_What needs to be done_. Scan the data for "size" and copy the lines it appears in.

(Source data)

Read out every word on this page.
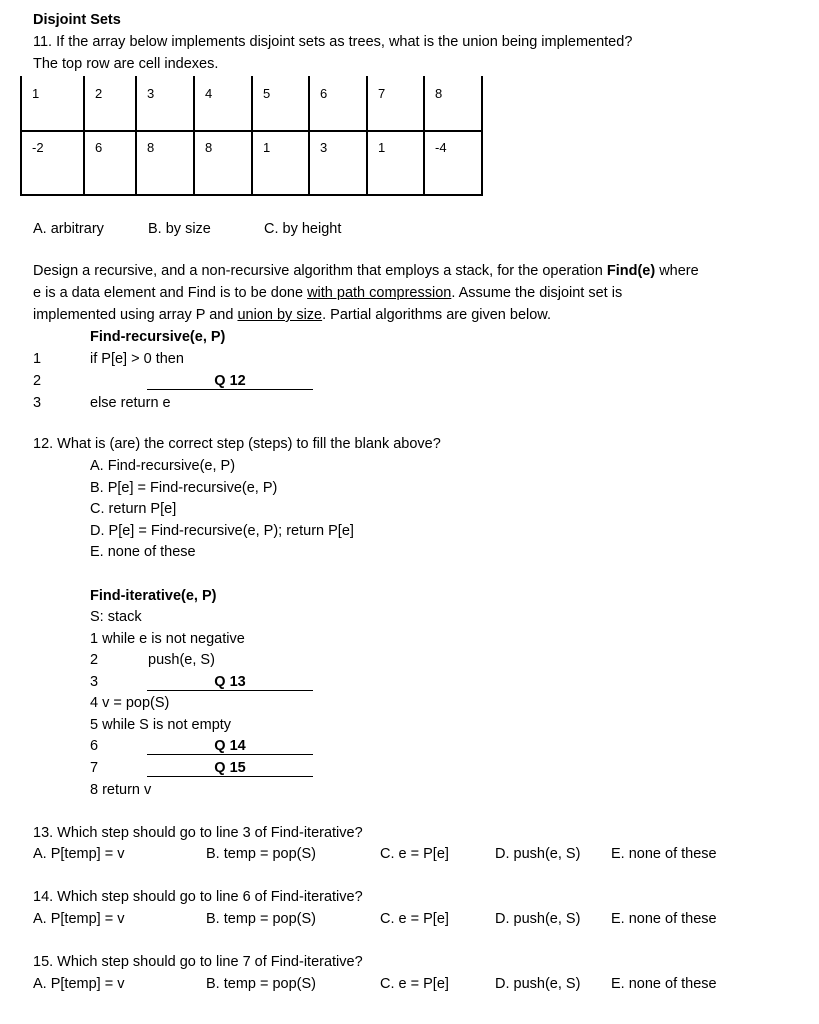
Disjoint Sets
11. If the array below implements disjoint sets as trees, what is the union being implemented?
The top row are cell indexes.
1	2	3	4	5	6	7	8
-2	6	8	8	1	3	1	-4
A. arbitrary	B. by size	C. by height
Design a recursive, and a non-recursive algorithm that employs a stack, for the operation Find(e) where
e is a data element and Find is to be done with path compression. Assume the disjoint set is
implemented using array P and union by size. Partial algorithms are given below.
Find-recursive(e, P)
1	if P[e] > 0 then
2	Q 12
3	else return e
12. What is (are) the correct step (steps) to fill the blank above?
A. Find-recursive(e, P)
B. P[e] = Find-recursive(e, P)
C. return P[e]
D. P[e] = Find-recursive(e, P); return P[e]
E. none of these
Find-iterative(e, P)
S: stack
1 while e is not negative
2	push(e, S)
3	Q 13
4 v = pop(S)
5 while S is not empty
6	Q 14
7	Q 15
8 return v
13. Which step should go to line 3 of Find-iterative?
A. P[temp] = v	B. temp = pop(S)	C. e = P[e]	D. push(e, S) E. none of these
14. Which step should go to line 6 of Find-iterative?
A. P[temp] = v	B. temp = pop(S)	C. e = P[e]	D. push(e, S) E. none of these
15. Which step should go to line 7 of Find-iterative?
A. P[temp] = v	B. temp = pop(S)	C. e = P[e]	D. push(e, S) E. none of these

==

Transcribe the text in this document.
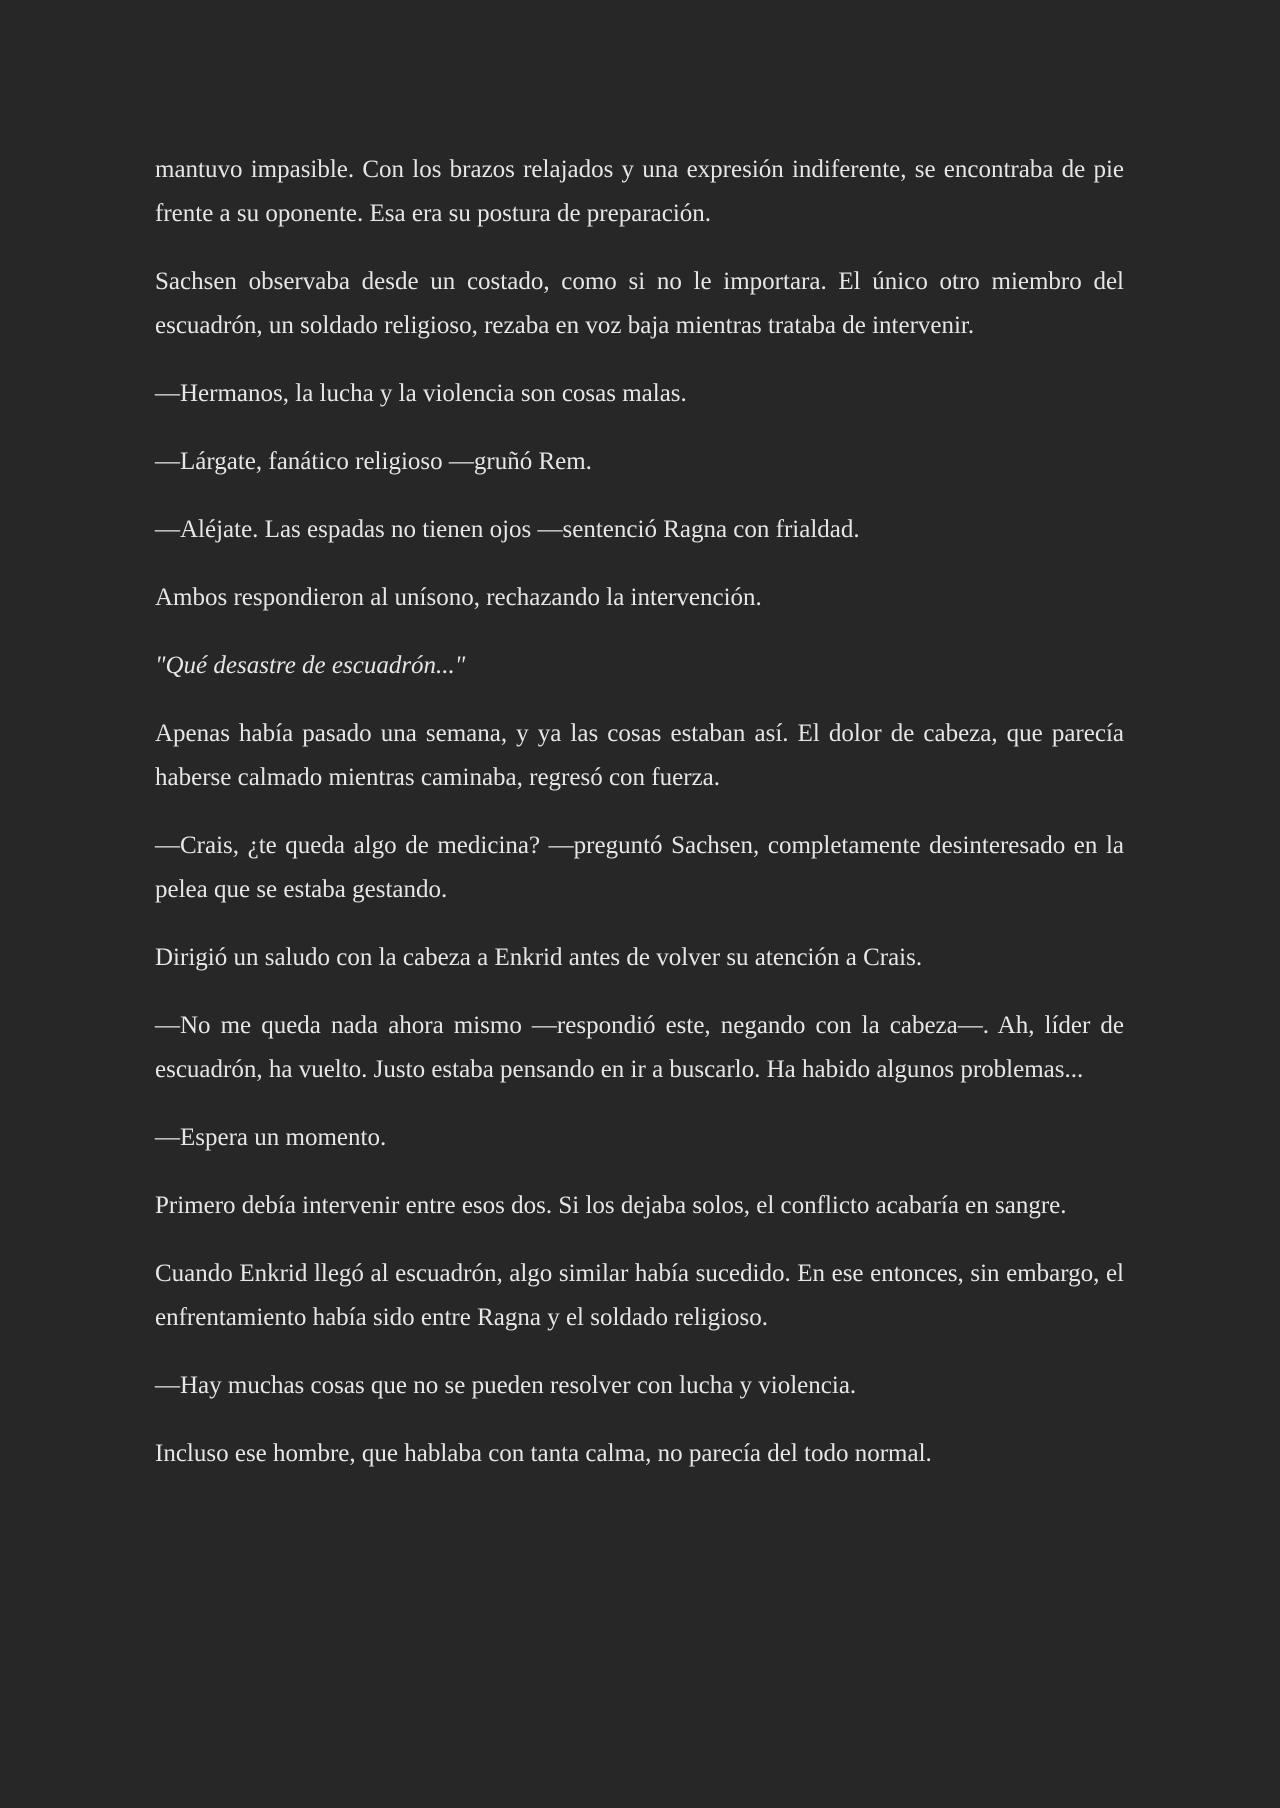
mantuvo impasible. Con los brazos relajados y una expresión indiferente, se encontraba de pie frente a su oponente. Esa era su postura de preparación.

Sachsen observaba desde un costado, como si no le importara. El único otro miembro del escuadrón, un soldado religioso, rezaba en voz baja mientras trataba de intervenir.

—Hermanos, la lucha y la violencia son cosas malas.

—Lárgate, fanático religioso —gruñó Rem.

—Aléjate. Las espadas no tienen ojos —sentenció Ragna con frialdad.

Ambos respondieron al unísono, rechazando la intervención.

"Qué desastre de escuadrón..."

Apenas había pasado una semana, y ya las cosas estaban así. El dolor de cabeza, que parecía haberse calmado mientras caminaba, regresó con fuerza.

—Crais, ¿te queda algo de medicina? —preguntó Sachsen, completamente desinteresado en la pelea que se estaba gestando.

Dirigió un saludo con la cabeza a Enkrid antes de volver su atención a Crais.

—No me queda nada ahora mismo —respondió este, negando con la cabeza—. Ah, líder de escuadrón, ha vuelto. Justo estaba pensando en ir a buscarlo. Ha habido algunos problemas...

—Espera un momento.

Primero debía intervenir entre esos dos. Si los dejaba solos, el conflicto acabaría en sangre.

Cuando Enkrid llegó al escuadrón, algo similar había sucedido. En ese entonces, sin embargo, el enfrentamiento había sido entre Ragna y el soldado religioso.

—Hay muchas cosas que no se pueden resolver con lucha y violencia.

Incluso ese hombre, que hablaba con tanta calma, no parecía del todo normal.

_Written solution_.
A. arbitrary	B. by size	C. by height
implemented using array P and union by size. Partial algorithms are given below.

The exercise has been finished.